DESCRIPTION OF THE TASK >>
Without changing a character, return the entries, but not the images they hold.
===== STORED DATA =====
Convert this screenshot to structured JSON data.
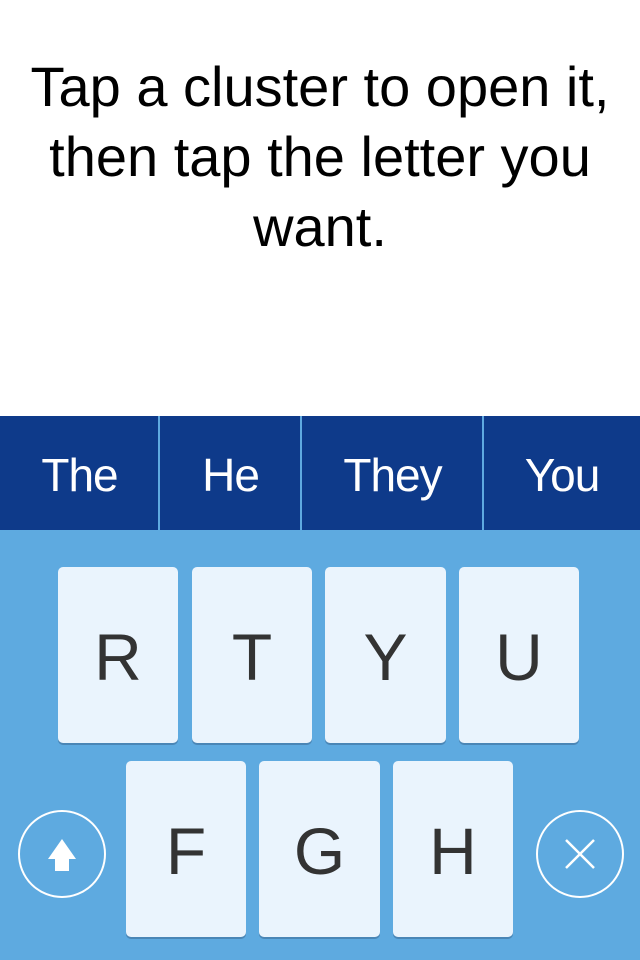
{
  "instruction": "Tap a cluster to open it, then tap the letter you want.",
  "suggestions": [
    "The",
    "He",
    "They",
    "You"
  ],
  "keys": {
    "row1": [
      "R",
      "T",
      "Y",
      "U"
    ],
    "row2": [
      "F",
      "G",
      "H"
    ]
  },
  "icons": {
    "shift": "shift-arrow-up-icon",
    "delete": "close-x-icon"
  },
  "colors": {
    "suggestion_bar": "#0e3a8a",
    "keyboard": "#5eaae0",
    "key": "#eaf4fd"
  }
}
=====
FULL RESPONSE >>
Convert this screenshot to structured JSON data.
{
  "instruction": "Tap a cluster to open it, then tap the letter you want.",
  "suggestions": [
    "The",
    "He",
    "They",
    "You"
  ],
  "keys": {
    "row1": [
      "R",
      "T",
      "Y",
      "U"
    ],
    "row2": [
      "F",
      "G",
      "H"
    ]
  },
  "icons": {
    "shift": "shift-arrow-up-icon",
    "delete": "close-x-icon"
  },
  "colors": {
    "suggestion_bar": "#0e3a8a",
    "keyboard": "#5eaae0",
    "key": "#eaf4fd"
  }
}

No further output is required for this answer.